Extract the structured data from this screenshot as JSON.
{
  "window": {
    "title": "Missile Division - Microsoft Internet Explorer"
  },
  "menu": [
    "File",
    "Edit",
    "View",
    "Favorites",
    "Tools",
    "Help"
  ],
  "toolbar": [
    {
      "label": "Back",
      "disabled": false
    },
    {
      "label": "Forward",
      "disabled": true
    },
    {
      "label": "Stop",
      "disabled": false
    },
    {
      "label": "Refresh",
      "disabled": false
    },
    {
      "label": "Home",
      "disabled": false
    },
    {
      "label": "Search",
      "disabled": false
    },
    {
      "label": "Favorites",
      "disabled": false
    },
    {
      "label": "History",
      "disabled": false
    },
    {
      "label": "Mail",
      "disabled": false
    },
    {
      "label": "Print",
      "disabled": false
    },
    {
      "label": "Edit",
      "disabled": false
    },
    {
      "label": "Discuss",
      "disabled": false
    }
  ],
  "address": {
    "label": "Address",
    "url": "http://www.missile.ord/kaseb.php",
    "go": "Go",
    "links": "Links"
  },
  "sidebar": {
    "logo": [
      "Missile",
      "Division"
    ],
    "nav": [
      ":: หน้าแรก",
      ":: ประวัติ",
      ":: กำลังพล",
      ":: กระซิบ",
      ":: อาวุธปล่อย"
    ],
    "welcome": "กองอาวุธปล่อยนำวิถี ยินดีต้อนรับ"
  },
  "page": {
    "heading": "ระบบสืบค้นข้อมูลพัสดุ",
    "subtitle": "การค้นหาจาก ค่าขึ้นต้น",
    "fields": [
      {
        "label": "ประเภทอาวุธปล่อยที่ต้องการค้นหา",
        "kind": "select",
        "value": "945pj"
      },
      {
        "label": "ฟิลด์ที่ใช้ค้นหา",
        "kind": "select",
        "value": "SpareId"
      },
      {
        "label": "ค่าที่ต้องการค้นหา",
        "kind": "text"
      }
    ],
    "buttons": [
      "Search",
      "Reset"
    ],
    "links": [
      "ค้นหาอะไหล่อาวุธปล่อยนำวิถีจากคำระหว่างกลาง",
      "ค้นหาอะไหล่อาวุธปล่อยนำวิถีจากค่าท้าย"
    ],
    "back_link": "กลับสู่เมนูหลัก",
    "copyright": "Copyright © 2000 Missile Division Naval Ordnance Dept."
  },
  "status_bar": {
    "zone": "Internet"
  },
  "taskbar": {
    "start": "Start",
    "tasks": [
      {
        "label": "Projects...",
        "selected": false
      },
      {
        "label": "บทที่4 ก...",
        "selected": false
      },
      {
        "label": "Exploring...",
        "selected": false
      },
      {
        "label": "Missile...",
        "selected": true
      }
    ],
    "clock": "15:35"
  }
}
· · · ·
In the entries above, find every line holding the word "นหาอะไหล" and copy it out.

      "ค้นหาอะไหล่อาวุธปล่อยนำวิถีจากคำระหว่างกลาง",
      "ค้นหาอะไหล่อาวุธปล่อยนำวิถีจากค่าท้าย"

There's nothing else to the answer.